_Do this_
Tally the lines below that contain the word "SVÀHÀ", and give only that number.

_Extracted data entries_
══════
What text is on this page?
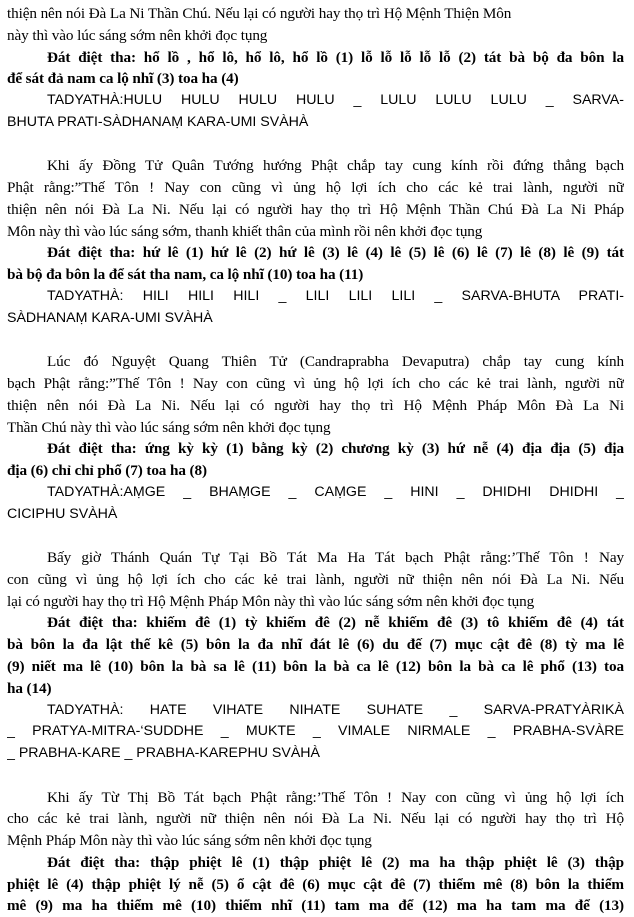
thiện nên nói Đà La Ni Thần Chú. Nếu lại có người hay thọ trì Hộ Mệnh Thiện Môn
này thì vào lúc sáng sớm nên khởi đọc tụng
Đát điệt tha: hổ lồ , hổ lô, hổ lô, hổ lồ (1) lỗ lỗ lỗ lỗ lỗ (2) tát bà bộ đa bôn la
để sát đả nam ca lộ nhĩ (3) toa ha (4)
TADYATHÀ:HULU HULU HULU HULU _ LULU LULU LULU _ SARVA-
BHUTA PRATI-SÀDHANAṂ KARA-UMI SVÀHÀ
Khi ấy Đồng Tử Quân Tướng hướng Phật chắp tay cung kính rồi đứng thẳng bạch
Phật rằng:”Thế Tôn ! Nay con cũng vì ủng hộ lợi ích cho các kẻ trai lành, người nữ
thiện nên nói Đà La Ni. Nếu lại có người hay thọ trì Hộ Mệnh Thần Chú Đà La Ni Pháp
Môn này thì vào lúc sáng sớm, thanh khiết thân của mình rồi nên khởi đọc tụng
Đát điệt tha: hứ lê (1) hứ lê (2) hứ lê (3) lê (4) lê (5) lê (6) lê (7) lê (8) lê (9) tát
bà bộ đa bôn la để sát tha nam, ca lộ nhĩ (10) toa ha (11)
TADYATHÀ: HILI HILI HILI _ LILI LILI LILI _ SARVA-BHUTA PRATI-
SÀDHANAṂ KARA-UMI SVÀHÀ
Lúc đó Nguyệt Quang Thiên Tử (Candraprabha Devaputra) chắp tay cung kính
bạch Phật rằng:”Thế Tôn ! Nay con cũng vì ủng hộ lợi ích cho các kẻ trai lành, người nữ
thiện nên nói Đà La Ni. Nếu lại có người hay thọ trì Hộ Mệnh Pháp Môn Đà La Ni
Thần Chú này thì vào lúc sáng sớm nên khởi đọc tụng
Đát điệt tha: ứng kỳ kỳ (1) bằng kỳ (2) chương kỳ (3) hứ nễ (4) địa địa (5) địa
địa (6) chỉ chỉ phổ (7) toa ha (8)
TADYATHÀ:AṂGE _ BHAṂGE _ CAṂGE _ HINI _ DHIDHI DHIDHI _
CICIPHU SVÀHÀ
Bấy giờ Thánh Quán Tự Tại Bồ Tát Ma Ha Tát bạch Phật rằng:’Thế Tôn ! Nay
con cũng vì ủng hộ lợi ích cho các kẻ trai lành, người nữ thiện nên nói Đà La Ni. Nếu
lại có người hay thọ trì Hộ Mệnh Pháp Môn này thì vào lúc sáng sớm nên khởi đọc tụng
Đát điệt tha: khiếm đê (1) tỳ khiếm đê (2) nễ khiếm đê (3) tô khiếm đê (4) tát
bà bôn la đa lật thế kê (5) bôn la đa nhĩ đát lê (6) du đế (7) mục cật đê (8) tỳ ma lê
(9) niết ma lê (10) bôn la bà sa lê (11) bôn la bà ca lê (12) bôn la bà ca lê phổ (13) toa
ha (14)
TADYATHÀ: HATE VIHATE NIHATE SUHATE _ SARVA-PRATYÀRIKÀ
_ PRATYA-MITRA-‘SUDDHE _ MUKTE _ VIMALE NIRMALE _ PRABHA-SVÀRE
_ PRABHA-KARE _ PRABHA-KAREPHU SVÀHÀ
Khi ấy Từ Thị Bồ Tát bạch Phật rằng:’Thế Tôn ! Nay con cũng vì ủng hộ lợi ích
cho các kẻ trai lành, người nữ thiện nên nói Đà La Ni. Nếu lại có người hay thọ trì Hộ
Mệnh Pháp Môn này thì vào lúc sáng sớm nên khởi đọc tụng
Đát điệt tha: thập phiệt lê (1) thập phiệt lê (2) ma ha thập phiệt lê (3) thập
phiệt lê (4) thập phiệt lý nễ (5) ổ cật đê (6) mục cật đê (7) thiểm mê (8) bôn la thiểm
mê (9) ma ha thiểm mê (10) thiểm nhĩ (11) tam ma để (12) ma ha tam ma để (13)
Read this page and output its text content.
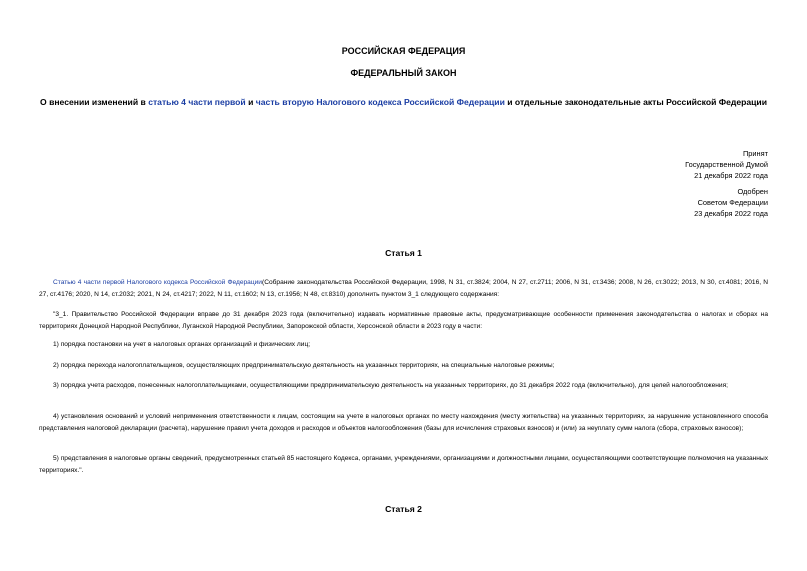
РОССИЙСКАЯ ФЕДЕРАЦИЯ
ФЕДЕРАЛЬНЫЙ ЗАКОН
О внесении изменений в статью 4 части первой и часть вторую Налогового кодекса Российской Федерации и отдельные законодательные акты Российской Федерации
Принят
Государственной Думой
21 декабря 2022 года
Одобрен
Советом Федерации
23 декабря 2022 года
Статья 1
Статью 4 части первой Налогового кодекса Российской Федерации(Собрание законодательства Российской Федерации, 1998, N 31, ст.3824; 2004, N 27, ст.2711; 2006, N 31, ст.3436; 2008, N 26, ст.3022; 2013, N 30, ст.4081; 2016, N 27, ст.4176; 2020, N 14, ст.2032; 2021, N 24, ст.4217; 2022, N 11, ст.1602; N 13, ст.1956; N 48, ст.8310) дополнить пунктом 3_1 следующего содержания:
"3_1. Правительство Российской Федерации вправе до 31 декабря 2023 года (включительно) издавать нормативные правовые акты, предусматривающие особенности применения законодательства о налогах и сборах на территориях Донецкой Народной Республики, Луганской Народной Республики, Запорожской области, Херсонской области в 2023 году в части:
1) порядка постановки на учет в налоговых органах организаций и физических лиц;
2) порядка перехода налогоплательщиков, осуществляющих предпринимательскую деятельность на указанных территориях, на специальные налоговые режимы;
3) порядка учета расходов, понесенных налогоплательщиками, осуществляющими предпринимательскую деятельность на указанных территориях, до 31 декабря 2022 года (включительно), для целей налогообложения;
4) установления оснований и условий неприменения ответственности к лицам, состоящим на учете в налоговых органах по месту нахождения (месту жительства) на указанных территориях, за нарушение установленного способа представления налоговой декларации (расчета), нарушение правил учета доходов и расходов и объектов налогообложения (базы для исчисления страховых взносов) и (или) за неуплату сумм налога (сбора, страховых взносов);
5) представления в налоговые органы сведений, предусмотренных статьей 85 настоящего Кодекса, органами, учреждениями, организациями и должностными лицами, осуществляющими соответствующие полномочия на указанных территориях.".
Статья 2
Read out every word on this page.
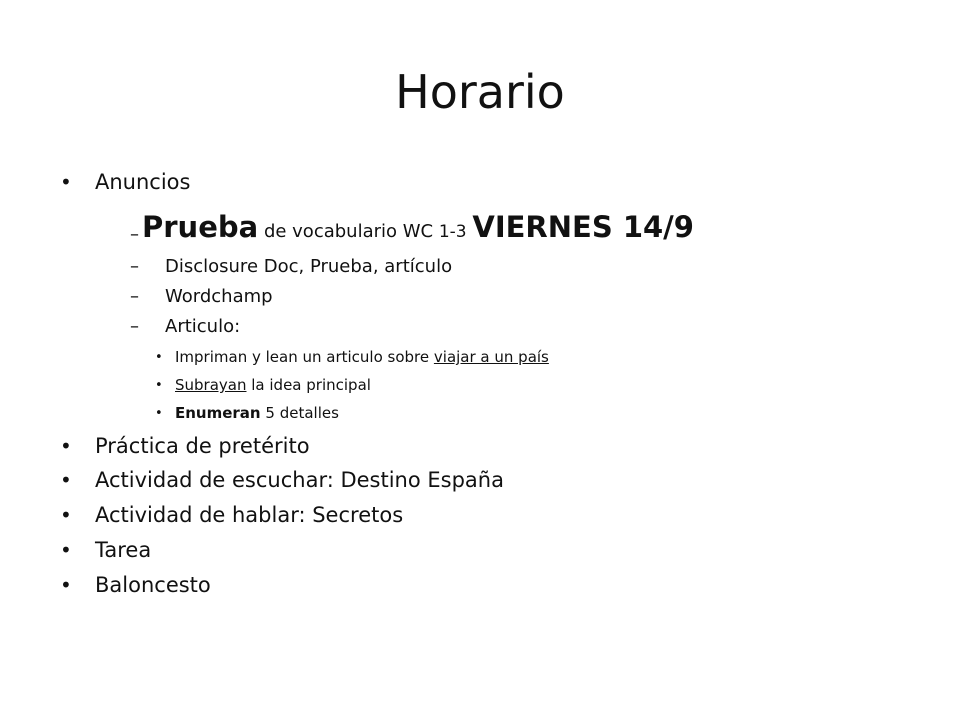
Horario
• Anuncios
– Prueba de vocabulario WC 1-3 VIERNES 14/9
– Disclosure Doc, Prueba, artículo
– Wordchamp
– Articulo:
• Impriman y lean un articulo sobre viajar a un país
• Subrayan la idea principal
• Enumeran 5 detalles
• Práctica de pretérito
• Actividad de escuchar: Destino España
• Actividad de hablar: Secretos
• Tarea
• Baloncesto
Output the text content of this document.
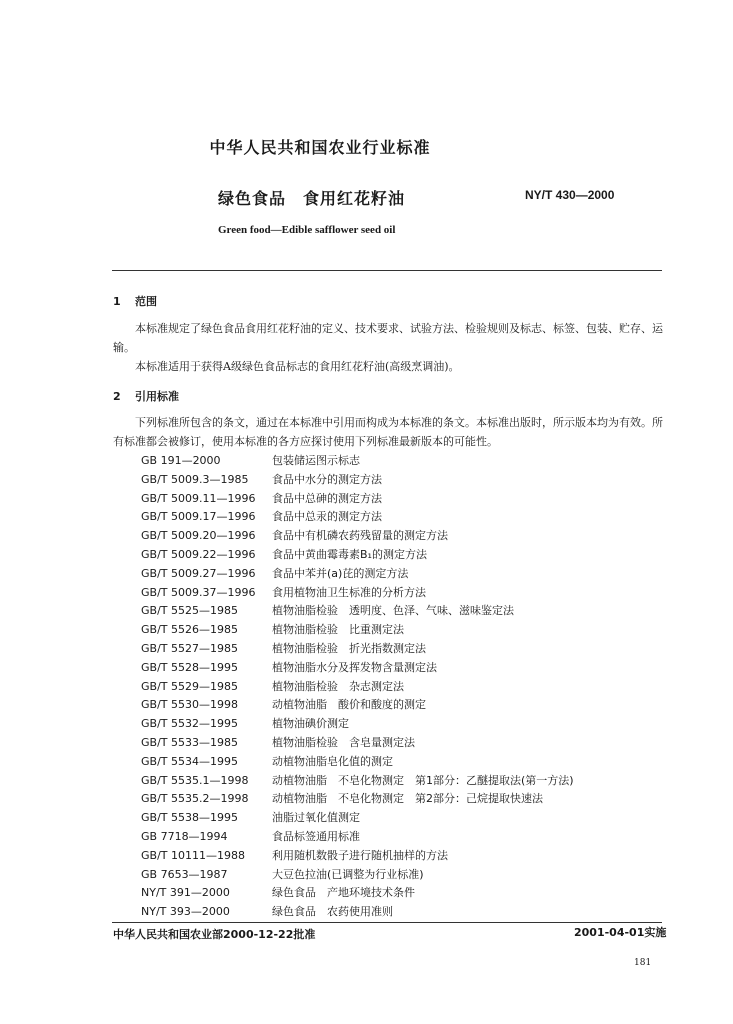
中华人民共和国农业行业标准
绿色食品　食用红花籽油	NY/T 430—2000
Green food—Edible safflower seed oil
1 范围
本标准规定了绿色食品食用红花籽油的定义、技术要求、试验方法、检验规则及标志、标签、包装、贮存、运输。
本标准适用于获得A级绿色食品标志的食用红花籽油(高级烹调油)。
2 引用标准
下列标准所包含的条文，通过在本标准中引用而构成为本标准的条文。本标准出版时，所示版本均为有效。所有标准都会被修订，使用本标准的各方应探讨使用下列标准最新版本的可能性。
GB 191—2000 	包装储运图示标志
GB/T 5009.3—1985  食品中水分的测定方法
GB/T 5009.11—1996  食品中总砷的测定方法
GB/T 5009.17—1996  食品中总汞的测定方法
GB/T 5009.20—1996  食品中有机磷农药残留量的测定方法
GB/T 5009.22—1996  食品中黄曲霉毒素B₁的测定方法
GB/T 5009.27—1996  食品中苯并(a)芘的测定方法
GB/T 5009.37—1996  食用植物油卫生标准的分析方法
GB/T 5525—1985 	植物油脂检验　透明度、色泽、气味、滋味鉴定法
GB/T 5526—1985 	植物油脂检验　比重测定法
GB/T 5527—1985 	植物油脂检验　折光指数测定法
GB/T 5528—1995 	植物油脂水分及挥发物含量测定法
GB/T 5529—1985 	植物油脂检验　杂志测定法
GB/T 5530—1998 	动植物油脂　酸价和酸度的测定
GB/T 5532—1995 	植物油碘价测定
GB/T 5533—1985 	植物油脂检验　含皂量测定法
GB/T 5534—1995 	动植物油脂皂化值的测定
GB/T 5535.1—1998  动植物油脂　不皂化物测定　第1部分：乙醚提取法(第一方法)
GB/T 5535.2—1998  动植物油脂　不皂化物测定　第2部分：己烷提取快速法
GB/T 5538—1995 	油脂过氧化值测定
GB 7718—1994 	食品标签通用标准
GB/T 10111—1988  利用随机数骰子进行随机抽样的方法
GB 7653—1987 	大豆色拉油(已调整为行业标准)
NY/T 391—2000 	绿色食品　产地环境技术条件
NY/T 393—2000 	绿色食品　农药使用准则
中华人民共和国农业部2000-12-22批准	2001-04-01实施
181
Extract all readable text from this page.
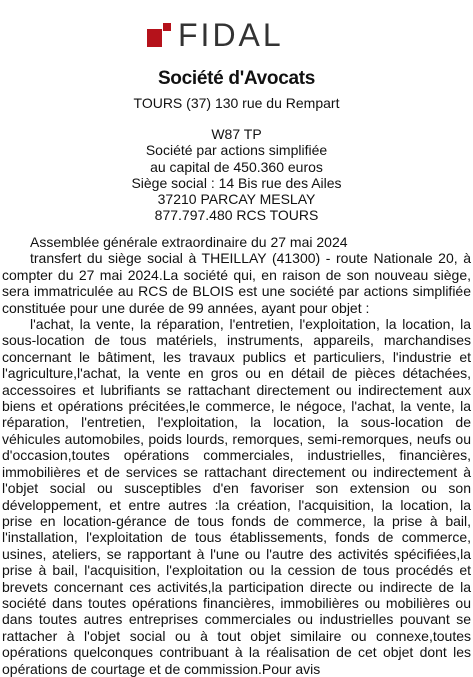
FIDAL
Société d'Avocats
TOURS (37) 130 rue du Rempart
W87 TP
Société par actions simplifiée
au capital de 450.360 euros
Siège social : 14 Bis rue des Ailes
37210 PARCAY MESLAY
877.797.480 RCS TOURS

Assemblée générale extraordinaire du 27 mai 2024

transfert du siège social à THEILLAY (41300) - route Nationale 20, à compter du 27 mai 2024.La société qui, en raison de son nouveau siège, sera immatriculée au RCS de BLOIS est une société par actions simplifiée constituée pour une durée de 99 années, ayant pour objet :

l'achat, la vente, la réparation, l'entretien, l'exploitation, la location, la sous-location de tous matériels, instruments, appareils, marchandises concernant le bâtiment, les travaux publics et particuliers, l'industrie et l'agriculture,l'achat, la vente en gros ou en détail de pièces détachées, accessoires et lubrifiants se rattachant directement ou indirectement aux biens et opérations précitées,le commerce, le négoce, l'achat, la vente, la réparation, l'entretien, l'exploitation, la location, la sous-location de véhicules automobiles, poids lourds, remorques, semi-remorques, neufs ou d'occasion,toutes opérations commerciales, industrielles, financières, immobilières et de services se rattachant directement ou indirectement à l'objet social ou susceptibles d'en favoriser son extension ou son développement, et entre autres :la création, l'acquisition, la location, la prise en location-gérance de tous fonds de commerce, la prise à bail, l'installation, l'exploitation de tous établissements, fonds de commerce, usines, ateliers, se rapportant à l'une ou l'autre des activités spécifiées,la prise à bail, l'acquisition, l'exploitation ou la cession de tous procédés et brevets concernant ces activités,la participation directe ou indirecte de la société dans toutes opérations financières, immobilières ou mobilières ou dans toutes autres entreprises commerciales ou industrielles pouvant se rattacher à l'objet social ou à tout objet similaire ou connexe,toutes opérations quelconques contribuant à la réalisation de cet objet dont les opérations de courtage et de commission.Pour avis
══════
_Output of the exercise_
4